Task requirements: Reproduce verbatim the lines of the material from the line containing "- panel-a-label: (A): [200, 23, 222, 41]" through the line containing "- cell-transmission-control: [489, 402, 606, 472]", including both of those lines.
>>>
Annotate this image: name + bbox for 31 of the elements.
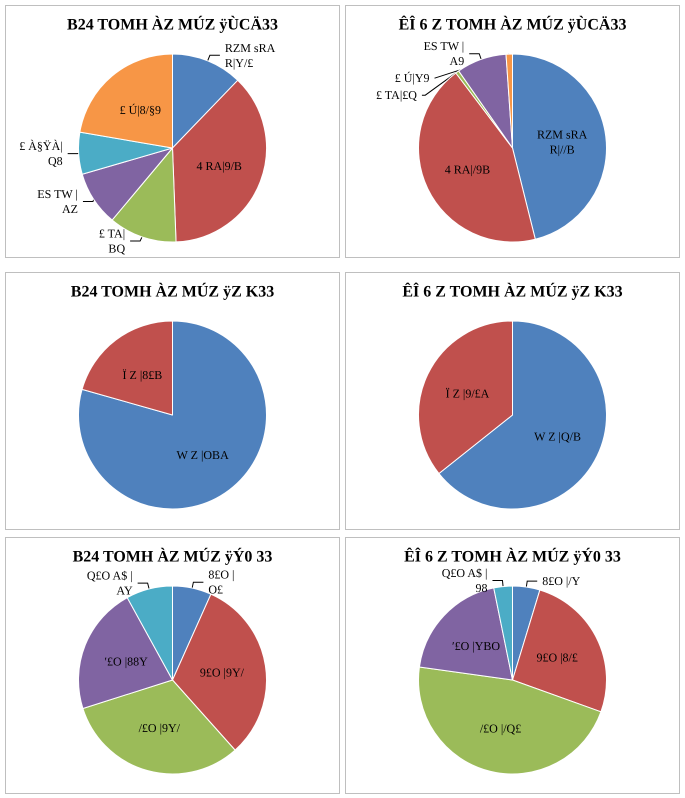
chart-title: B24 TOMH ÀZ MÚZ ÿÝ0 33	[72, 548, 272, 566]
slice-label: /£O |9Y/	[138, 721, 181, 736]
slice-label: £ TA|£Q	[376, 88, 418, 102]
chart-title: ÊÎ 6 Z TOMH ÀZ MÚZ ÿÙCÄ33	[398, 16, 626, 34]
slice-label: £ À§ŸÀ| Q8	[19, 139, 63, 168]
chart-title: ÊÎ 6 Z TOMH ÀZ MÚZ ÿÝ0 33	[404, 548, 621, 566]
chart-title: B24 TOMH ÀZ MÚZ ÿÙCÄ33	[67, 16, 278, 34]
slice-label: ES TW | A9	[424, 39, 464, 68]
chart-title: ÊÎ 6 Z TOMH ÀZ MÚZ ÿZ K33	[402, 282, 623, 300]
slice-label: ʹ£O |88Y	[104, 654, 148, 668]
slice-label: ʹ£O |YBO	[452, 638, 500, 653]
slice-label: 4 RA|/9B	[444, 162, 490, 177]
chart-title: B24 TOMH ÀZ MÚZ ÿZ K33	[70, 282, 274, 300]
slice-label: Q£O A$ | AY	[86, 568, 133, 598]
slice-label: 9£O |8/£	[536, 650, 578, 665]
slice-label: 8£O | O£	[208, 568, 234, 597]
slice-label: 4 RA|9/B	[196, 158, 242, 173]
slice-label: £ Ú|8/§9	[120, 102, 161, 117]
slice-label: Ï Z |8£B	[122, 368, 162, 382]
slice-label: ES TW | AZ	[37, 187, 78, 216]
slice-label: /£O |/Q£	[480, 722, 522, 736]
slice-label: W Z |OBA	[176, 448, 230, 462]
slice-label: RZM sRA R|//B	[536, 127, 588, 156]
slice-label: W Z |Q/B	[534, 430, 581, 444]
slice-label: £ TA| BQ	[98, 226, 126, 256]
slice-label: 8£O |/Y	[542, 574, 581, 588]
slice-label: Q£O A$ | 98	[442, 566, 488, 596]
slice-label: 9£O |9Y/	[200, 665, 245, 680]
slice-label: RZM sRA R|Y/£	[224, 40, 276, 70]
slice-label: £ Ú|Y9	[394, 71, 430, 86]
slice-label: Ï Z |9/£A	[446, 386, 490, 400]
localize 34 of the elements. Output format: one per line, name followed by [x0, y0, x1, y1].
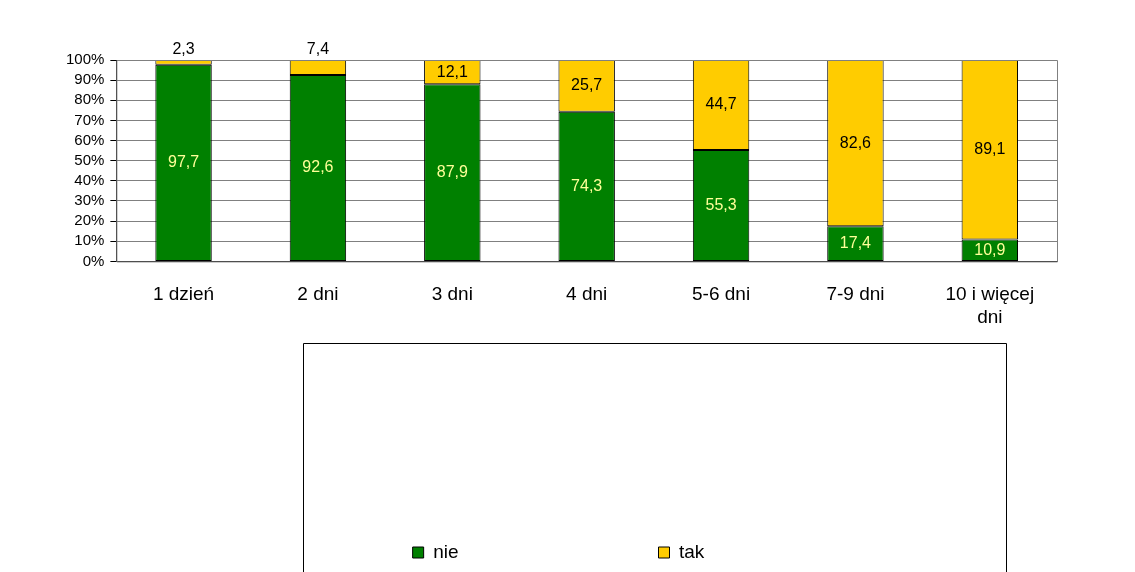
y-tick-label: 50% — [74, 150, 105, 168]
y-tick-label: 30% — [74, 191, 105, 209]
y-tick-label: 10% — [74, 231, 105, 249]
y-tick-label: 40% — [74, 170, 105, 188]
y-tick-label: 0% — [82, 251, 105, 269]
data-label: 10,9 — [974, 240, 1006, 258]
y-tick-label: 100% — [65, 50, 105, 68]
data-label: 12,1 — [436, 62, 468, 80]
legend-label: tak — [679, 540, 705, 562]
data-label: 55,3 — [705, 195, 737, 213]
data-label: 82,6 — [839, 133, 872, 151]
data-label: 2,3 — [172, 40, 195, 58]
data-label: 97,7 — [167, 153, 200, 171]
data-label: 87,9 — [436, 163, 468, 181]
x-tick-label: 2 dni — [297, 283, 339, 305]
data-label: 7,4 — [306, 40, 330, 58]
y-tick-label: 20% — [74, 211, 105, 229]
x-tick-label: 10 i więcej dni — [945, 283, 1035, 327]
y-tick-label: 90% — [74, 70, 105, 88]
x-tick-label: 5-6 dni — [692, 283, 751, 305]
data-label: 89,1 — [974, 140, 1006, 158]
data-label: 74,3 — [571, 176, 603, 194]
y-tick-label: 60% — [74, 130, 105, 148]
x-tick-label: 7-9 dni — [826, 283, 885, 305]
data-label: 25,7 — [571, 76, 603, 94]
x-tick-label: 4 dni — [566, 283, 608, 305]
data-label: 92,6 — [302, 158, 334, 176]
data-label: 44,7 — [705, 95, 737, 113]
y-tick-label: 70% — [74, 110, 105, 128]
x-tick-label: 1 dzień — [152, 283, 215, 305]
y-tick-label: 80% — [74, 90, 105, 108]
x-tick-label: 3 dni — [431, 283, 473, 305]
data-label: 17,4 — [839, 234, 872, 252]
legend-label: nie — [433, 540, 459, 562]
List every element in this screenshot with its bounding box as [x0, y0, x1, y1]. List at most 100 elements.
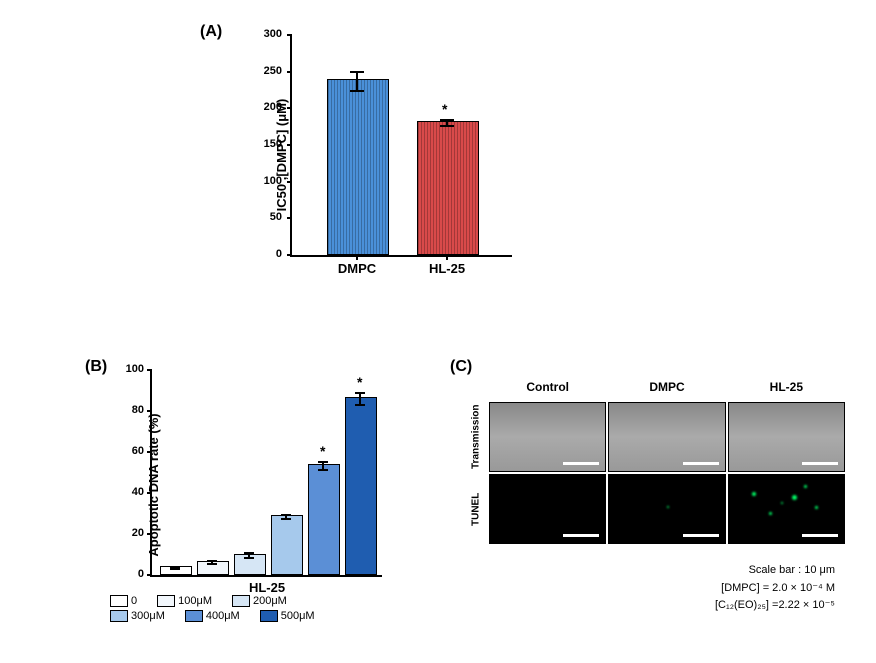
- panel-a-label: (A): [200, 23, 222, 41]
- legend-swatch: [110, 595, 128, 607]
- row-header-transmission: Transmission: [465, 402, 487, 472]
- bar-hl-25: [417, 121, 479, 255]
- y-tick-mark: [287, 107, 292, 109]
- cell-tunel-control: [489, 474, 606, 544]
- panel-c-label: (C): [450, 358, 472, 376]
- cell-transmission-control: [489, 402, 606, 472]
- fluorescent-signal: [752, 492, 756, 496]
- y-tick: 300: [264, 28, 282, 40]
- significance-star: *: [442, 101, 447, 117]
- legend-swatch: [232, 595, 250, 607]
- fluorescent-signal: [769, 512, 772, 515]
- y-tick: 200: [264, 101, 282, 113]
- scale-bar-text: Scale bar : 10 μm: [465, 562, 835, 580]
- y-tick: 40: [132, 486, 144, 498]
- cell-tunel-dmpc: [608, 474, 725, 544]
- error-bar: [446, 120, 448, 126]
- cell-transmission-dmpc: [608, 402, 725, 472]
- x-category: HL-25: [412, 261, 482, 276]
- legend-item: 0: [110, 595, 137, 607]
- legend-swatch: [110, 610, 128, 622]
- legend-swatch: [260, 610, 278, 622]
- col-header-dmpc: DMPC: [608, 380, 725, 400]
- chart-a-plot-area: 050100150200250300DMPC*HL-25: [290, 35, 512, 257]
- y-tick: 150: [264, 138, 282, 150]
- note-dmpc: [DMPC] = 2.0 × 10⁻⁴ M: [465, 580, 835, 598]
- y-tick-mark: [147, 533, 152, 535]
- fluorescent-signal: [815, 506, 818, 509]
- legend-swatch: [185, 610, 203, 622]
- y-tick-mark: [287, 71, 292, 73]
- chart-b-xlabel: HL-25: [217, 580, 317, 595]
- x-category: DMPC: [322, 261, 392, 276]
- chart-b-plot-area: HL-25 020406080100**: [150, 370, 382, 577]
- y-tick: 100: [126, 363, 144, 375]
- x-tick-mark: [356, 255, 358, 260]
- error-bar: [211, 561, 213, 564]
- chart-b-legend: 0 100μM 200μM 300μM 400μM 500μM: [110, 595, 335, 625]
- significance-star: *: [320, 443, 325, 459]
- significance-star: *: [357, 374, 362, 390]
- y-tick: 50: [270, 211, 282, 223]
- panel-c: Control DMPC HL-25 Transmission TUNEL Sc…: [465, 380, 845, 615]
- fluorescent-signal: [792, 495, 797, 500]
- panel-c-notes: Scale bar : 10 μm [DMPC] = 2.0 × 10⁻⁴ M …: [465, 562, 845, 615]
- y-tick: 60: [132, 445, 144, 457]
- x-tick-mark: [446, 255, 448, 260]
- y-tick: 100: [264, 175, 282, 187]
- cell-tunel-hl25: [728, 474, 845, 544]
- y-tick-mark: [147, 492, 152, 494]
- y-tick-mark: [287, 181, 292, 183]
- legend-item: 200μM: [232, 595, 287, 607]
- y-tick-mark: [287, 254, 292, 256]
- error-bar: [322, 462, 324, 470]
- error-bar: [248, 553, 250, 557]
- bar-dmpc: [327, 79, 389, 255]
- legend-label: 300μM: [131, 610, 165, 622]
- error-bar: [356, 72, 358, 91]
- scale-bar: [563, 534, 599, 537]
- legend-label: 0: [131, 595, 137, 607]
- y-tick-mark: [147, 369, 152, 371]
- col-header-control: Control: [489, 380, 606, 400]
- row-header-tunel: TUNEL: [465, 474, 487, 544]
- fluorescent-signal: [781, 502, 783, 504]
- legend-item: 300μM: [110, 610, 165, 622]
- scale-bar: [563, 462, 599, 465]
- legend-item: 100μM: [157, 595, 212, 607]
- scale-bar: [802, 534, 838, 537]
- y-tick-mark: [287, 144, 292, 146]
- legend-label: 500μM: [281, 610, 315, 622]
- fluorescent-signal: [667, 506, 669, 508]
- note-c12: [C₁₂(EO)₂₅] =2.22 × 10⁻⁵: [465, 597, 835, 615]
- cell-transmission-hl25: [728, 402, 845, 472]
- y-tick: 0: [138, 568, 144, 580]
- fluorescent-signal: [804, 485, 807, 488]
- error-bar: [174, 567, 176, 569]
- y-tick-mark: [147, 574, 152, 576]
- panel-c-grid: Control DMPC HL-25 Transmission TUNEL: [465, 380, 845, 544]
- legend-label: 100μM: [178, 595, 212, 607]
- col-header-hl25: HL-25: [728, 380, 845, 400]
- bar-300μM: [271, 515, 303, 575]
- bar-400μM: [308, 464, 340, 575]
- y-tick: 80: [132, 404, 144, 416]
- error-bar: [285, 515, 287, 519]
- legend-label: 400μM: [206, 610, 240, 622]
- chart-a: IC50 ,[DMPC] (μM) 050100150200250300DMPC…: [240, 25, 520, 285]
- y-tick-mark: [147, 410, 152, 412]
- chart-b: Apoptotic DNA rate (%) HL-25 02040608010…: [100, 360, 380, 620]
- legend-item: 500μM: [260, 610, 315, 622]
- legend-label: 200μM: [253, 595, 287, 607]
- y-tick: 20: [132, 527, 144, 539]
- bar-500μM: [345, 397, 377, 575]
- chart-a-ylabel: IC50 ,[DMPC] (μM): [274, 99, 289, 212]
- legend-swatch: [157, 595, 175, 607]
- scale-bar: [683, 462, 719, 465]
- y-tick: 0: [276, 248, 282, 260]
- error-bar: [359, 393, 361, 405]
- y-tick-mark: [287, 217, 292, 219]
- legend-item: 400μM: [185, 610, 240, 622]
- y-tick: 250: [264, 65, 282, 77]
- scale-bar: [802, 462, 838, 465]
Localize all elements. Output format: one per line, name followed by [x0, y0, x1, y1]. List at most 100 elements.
<<<
Exercise result:
- panel-a-label: (A): [200, 23, 222, 41]
- legend-swatch: [110, 595, 128, 607]
- row-header-transmission: Transmission: [465, 402, 487, 472]
- bar-hl-25: [417, 121, 479, 255]
- y-tick-mark: [287, 107, 292, 109]
- cell-tunel-control: [489, 474, 606, 544]
- panel-c-label: (C): [450, 358, 472, 376]
- cell-transmission-control: [489, 402, 606, 472]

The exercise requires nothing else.